Records that describe figures

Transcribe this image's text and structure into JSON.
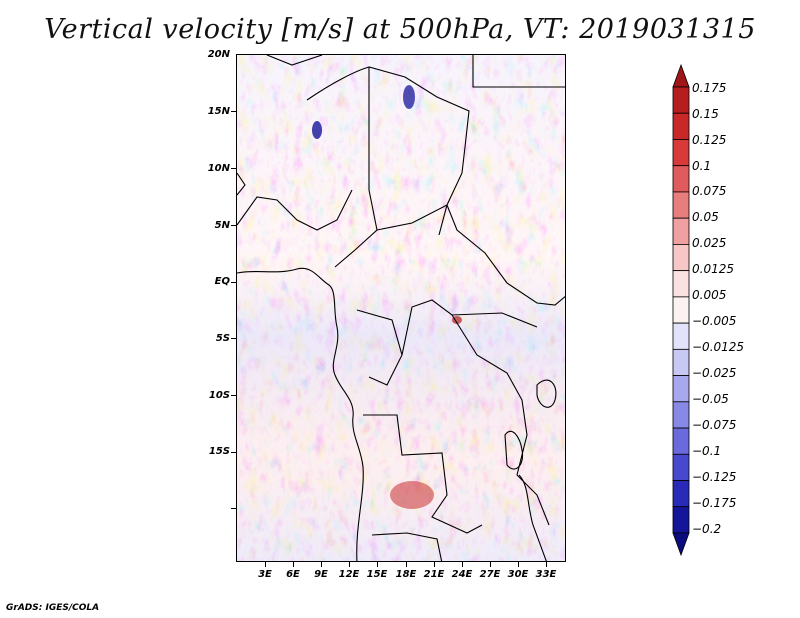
{
  "title": "Vertical velocity [m/s] at 500hPa, VT: 2019031315",
  "footer": "GrADS: IGES/COLA",
  "map": {
    "lat_labels": [
      "20N",
      "15N",
      "10N",
      "5N",
      "EQ",
      "5S",
      "10S",
      "15S"
    ],
    "lon_labels": [
      "3E",
      "6E",
      "9E",
      "12E",
      "15E",
      "18E",
      "21E",
      "24E",
      "27E",
      "30E",
      "33E"
    ]
  },
  "legend": {
    "levels": [
      "0.175",
      "0.15",
      "0.125",
      "0.1",
      "0.075",
      "0.05",
      "0.025",
      "0.0125",
      "0.005",
      "−0.005",
      "−0.0125",
      "−0.025",
      "−0.05",
      "−0.075",
      "−0.1",
      "−0.125",
      "−0.175",
      "−0.2"
    ],
    "colors": [
      "#a01616",
      "#b41e1e",
      "#c82828",
      "#d83a3a",
      "#e05c5c",
      "#e87d7d",
      "#f0a0a0",
      "#f7c6c6",
      "#fbe2e2",
      "#fdf2f2",
      "#e2e2fa",
      "#c8c8f5",
      "#a8a8ee",
      "#8888e6",
      "#6a6add",
      "#4848cf",
      "#2a2ab8",
      "#15159a",
      "#0c0c80"
    ]
  }
}
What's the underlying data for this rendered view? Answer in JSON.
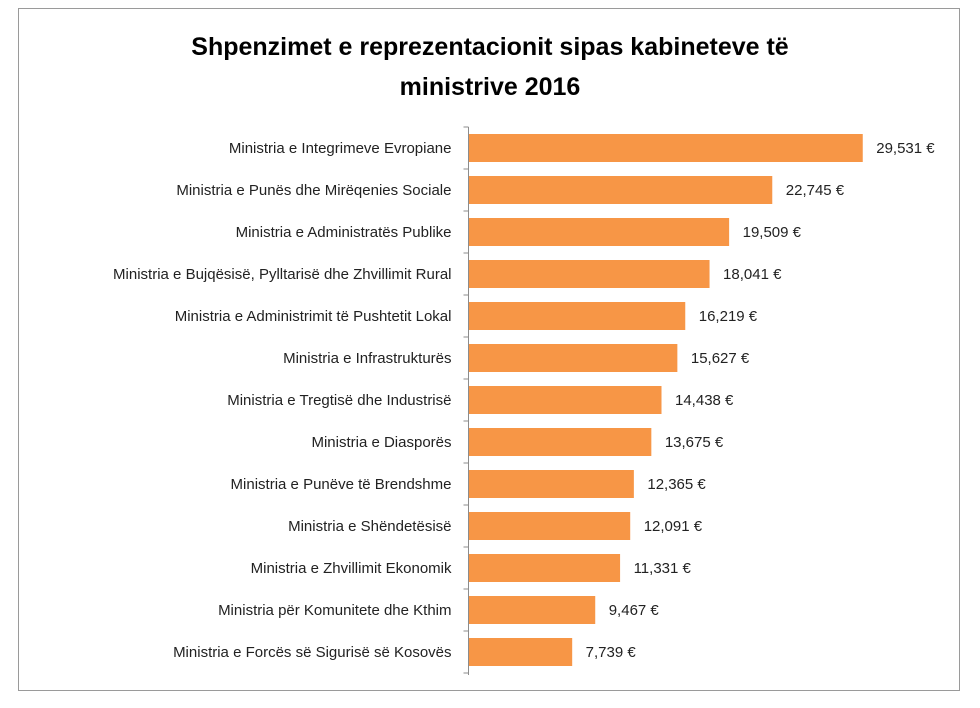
{
  "chart_data": {
    "type": "bar",
    "orientation": "horizontal",
    "title_lines": [
      "Shpenzimet e reprezentacionit sipas kabineteve të",
      "ministrive 2016"
    ],
    "categories": [
      "Ministria e Integrimeve Evropiane",
      "Ministria e Punës dhe Mirëqenies Sociale",
      "Ministria e Administratës Publike",
      "Ministria e Bujqësisë, Pylltarisë dhe Zhvillimit Rural",
      "Ministria e Administrimit të Pushtetit Lokal",
      "Ministria e Infrastrukturës",
      "Ministria e Tregtisë dhe Industrisë",
      "Ministria e Diasporës",
      "Ministria e Punëve të Brendshme",
      "Ministria e Shëndetësisë",
      "Ministria e Zhvillimit Ekonomik",
      "Ministria për Komunitete dhe Kthim",
      "Ministria e Forcës së Sigurisë së Kosovës"
    ],
    "values": [
      29531,
      22745,
      19509,
      18041,
      16219,
      15627,
      14438,
      13675,
      12365,
      12091,
      11331,
      9467,
      7739
    ],
    "value_labels": [
      "29,531 €",
      "22,745 €",
      "19,509 €",
      "18,041 €",
      "16,219 €",
      "15,627 €",
      "14,438 €",
      "13,675 €",
      "12,365 €",
      "12,091 €",
      "11,331 €",
      "9,467 €",
      "7,739 €"
    ],
    "xlim": [
      0,
      30000
    ],
    "xlabel": "",
    "ylabel": "",
    "grid": false,
    "bar_color": "#F79646"
  }
}
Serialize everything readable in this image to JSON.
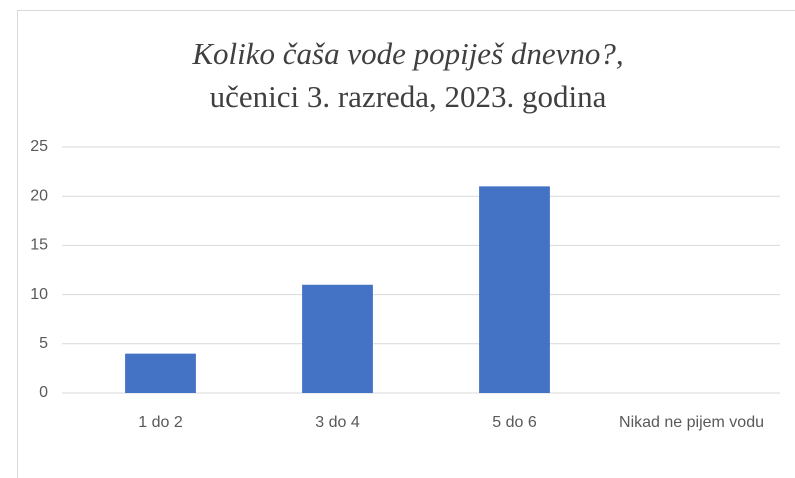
{
  "chart_data": {
    "type": "bar",
    "title": "Koliko čaša vode popiješ dnevno?,",
    "subtitle": "učenici 3. razreda, 2023. godina",
    "categories": [
      "1 do 2",
      "3 do 4",
      "5 do 6",
      "Nikad ne pijem vodu"
    ],
    "values": [
      4,
      11,
      21,
      0
    ],
    "color": "#4472c4",
    "ylim": [
      0,
      25
    ],
    "yticks": [
      0,
      5,
      10,
      15,
      20,
      25
    ],
    "grid": true
  }
}
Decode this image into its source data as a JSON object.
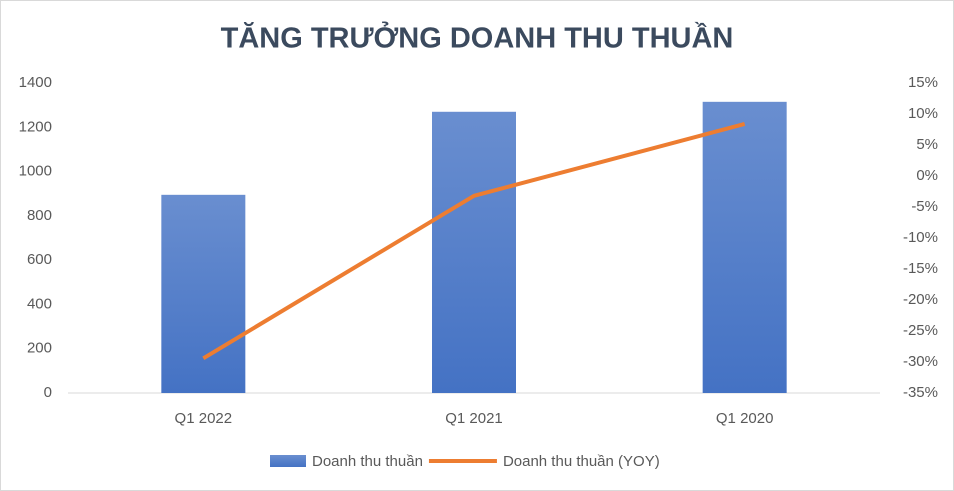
{
  "chart_data": {
    "type": "bar",
    "title": "TĂNG TRƯỞNG DOANH THU THUẦN",
    "categories": [
      "Q1 2022",
      "Q1 2021",
      "Q1 2020"
    ],
    "series": [
      {
        "name": "Doanh thu thuần",
        "type": "bar",
        "color": "#4472c4",
        "values": [
          895,
          1270,
          1315
        ]
      },
      {
        "name": "Doanh thu thuần (YOY)",
        "type": "line",
        "axis": "y2",
        "color": "#ed7d31",
        "values": [
          -29.4,
          -3.2,
          8.4
        ]
      }
    ],
    "ylim": [
      0,
      1400
    ],
    "yticks": [
      0,
      200,
      400,
      600,
      800,
      1000,
      1200,
      1400
    ],
    "y2lim": [
      -35,
      15
    ],
    "y2ticks": [
      {
        "value": -35,
        "label": "-35%"
      },
      {
        "value": -30,
        "label": "-30%"
      },
      {
        "value": -25,
        "label": "-25%"
      },
      {
        "value": -20,
        "label": "-20%"
      },
      {
        "value": -15,
        "label": "-15%"
      },
      {
        "value": -10,
        "label": "-10%"
      },
      {
        "value": -5,
        "label": "-5%"
      },
      {
        "value": 0,
        "label": "0%"
      },
      {
        "value": 5,
        "label": "5%"
      },
      {
        "value": 10,
        "label": "10%"
      },
      {
        "value": 15,
        "label": "15%"
      }
    ],
    "grid": false
  }
}
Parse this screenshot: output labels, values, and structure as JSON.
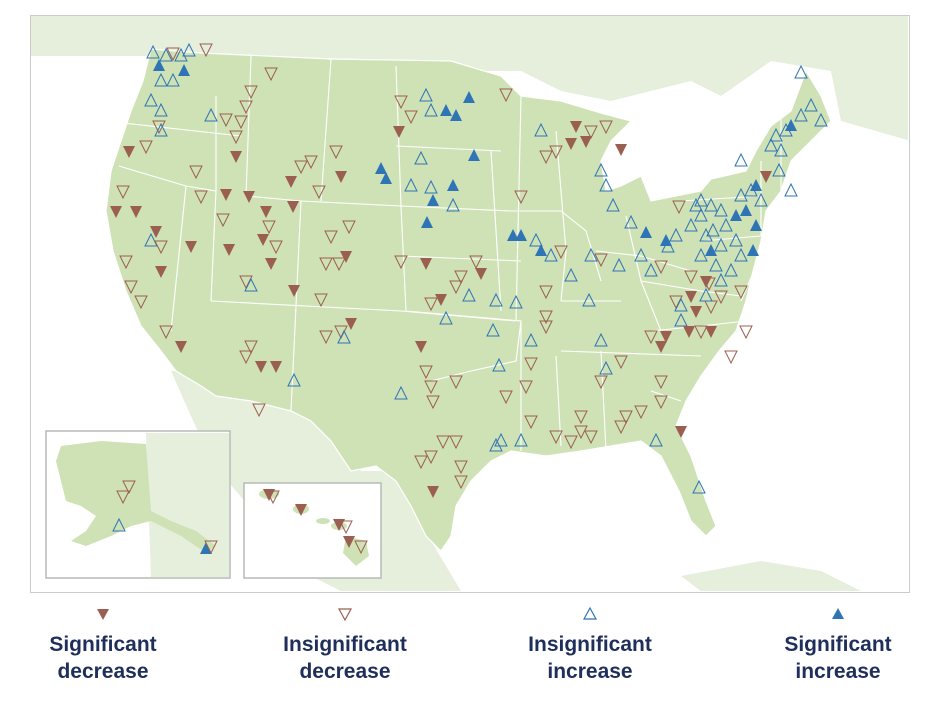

### [Problem statement]
Tally up the lines in the preceding listing that contain the string "structure". Respond with the number and nothing else.

### [Expected answer]
2